[EXERCISE OBJECTIVE]: Your task is to copy every line of the entries that contains "NRDs".
[start MATERIAL PROVIDED]
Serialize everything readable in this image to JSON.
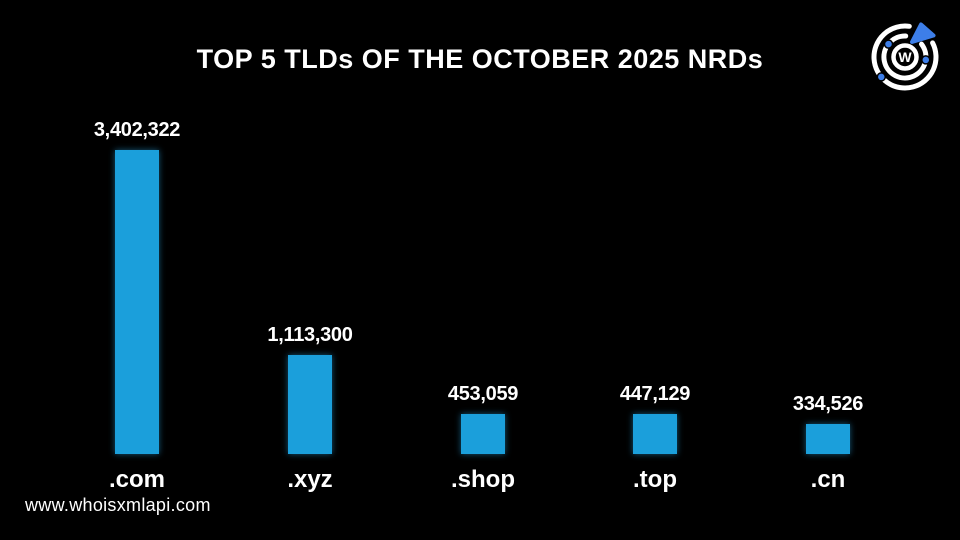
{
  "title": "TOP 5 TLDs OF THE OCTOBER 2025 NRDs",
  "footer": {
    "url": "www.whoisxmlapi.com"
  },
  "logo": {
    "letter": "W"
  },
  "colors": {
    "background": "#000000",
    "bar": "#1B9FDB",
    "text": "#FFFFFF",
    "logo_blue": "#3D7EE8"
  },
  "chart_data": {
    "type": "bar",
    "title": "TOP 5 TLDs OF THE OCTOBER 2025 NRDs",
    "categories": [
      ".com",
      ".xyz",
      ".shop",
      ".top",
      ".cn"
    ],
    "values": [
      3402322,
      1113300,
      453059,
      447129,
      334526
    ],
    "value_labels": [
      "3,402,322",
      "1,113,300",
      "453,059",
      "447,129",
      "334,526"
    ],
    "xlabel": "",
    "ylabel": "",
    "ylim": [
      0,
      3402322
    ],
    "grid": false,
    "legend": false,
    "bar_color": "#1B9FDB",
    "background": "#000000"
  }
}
[end MATERIAL PROVIDED]
[start MATERIAL PROVIDED]
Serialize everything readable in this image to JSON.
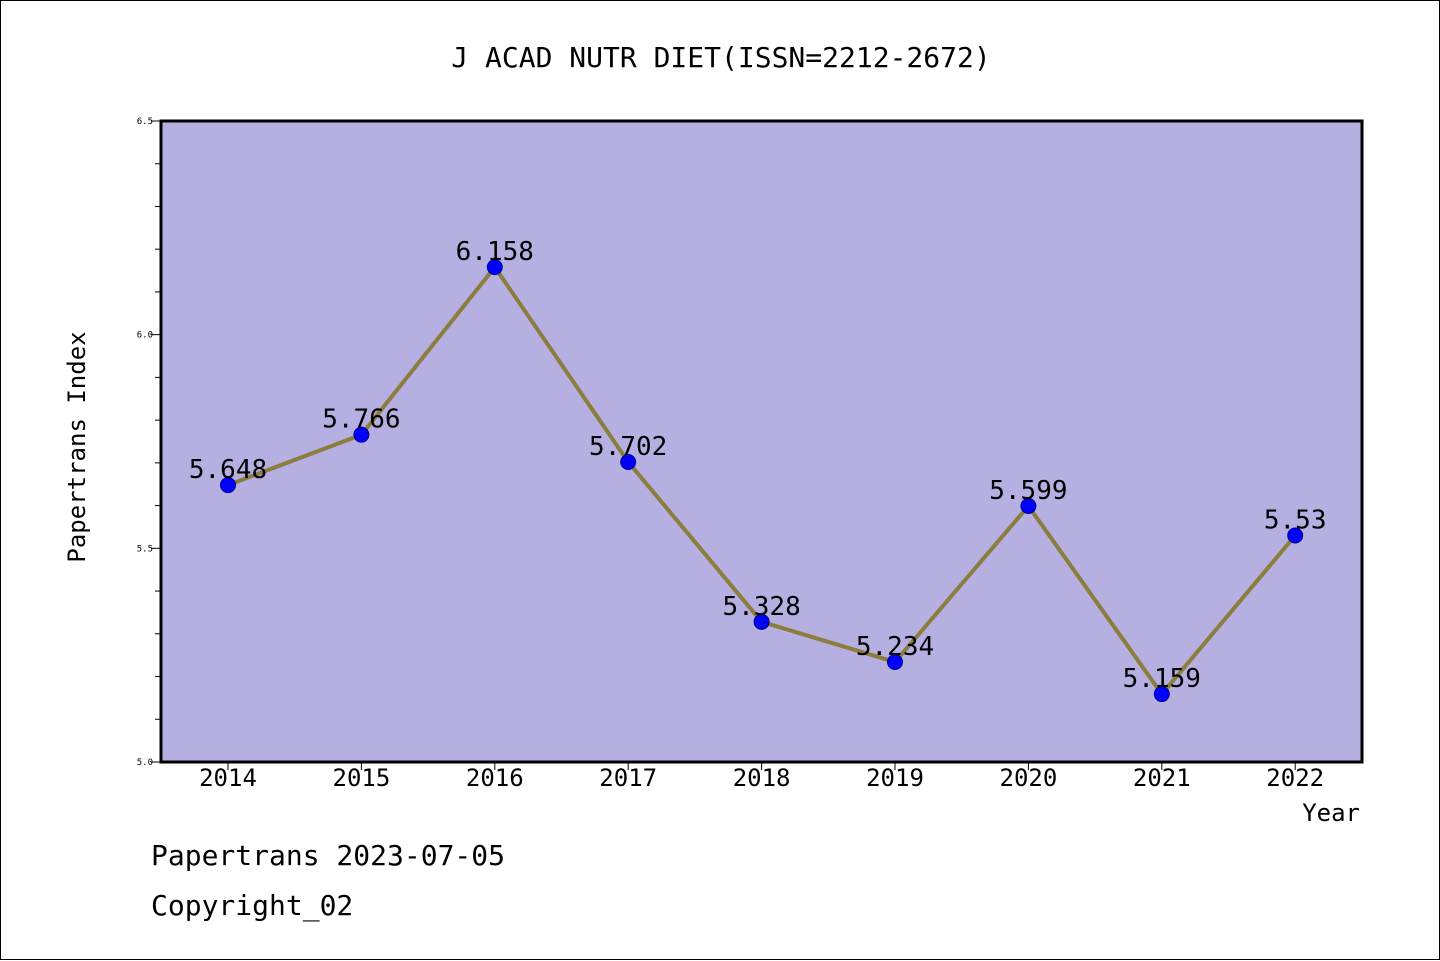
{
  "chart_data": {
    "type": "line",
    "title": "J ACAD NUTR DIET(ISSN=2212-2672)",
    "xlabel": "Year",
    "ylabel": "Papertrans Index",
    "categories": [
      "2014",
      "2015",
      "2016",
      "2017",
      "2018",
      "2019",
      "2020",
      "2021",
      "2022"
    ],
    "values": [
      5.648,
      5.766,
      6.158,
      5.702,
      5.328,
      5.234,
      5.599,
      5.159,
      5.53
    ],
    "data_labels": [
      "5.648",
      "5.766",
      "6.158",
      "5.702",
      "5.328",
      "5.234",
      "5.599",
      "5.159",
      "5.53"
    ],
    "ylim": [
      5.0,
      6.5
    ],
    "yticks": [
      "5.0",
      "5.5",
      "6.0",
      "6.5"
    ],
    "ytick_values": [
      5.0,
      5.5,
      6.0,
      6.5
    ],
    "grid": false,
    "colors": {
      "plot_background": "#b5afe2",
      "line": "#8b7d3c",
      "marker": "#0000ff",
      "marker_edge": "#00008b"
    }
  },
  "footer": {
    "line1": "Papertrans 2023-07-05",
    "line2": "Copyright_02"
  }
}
[end MATERIAL PROVIDED]
[TASK RESULT]:
  "title": "TOP 5 TLDs OF THE OCTOBER 2025 NRDs",
    "title": "TOP 5 TLDs OF THE OCTOBER 2025 NRDs",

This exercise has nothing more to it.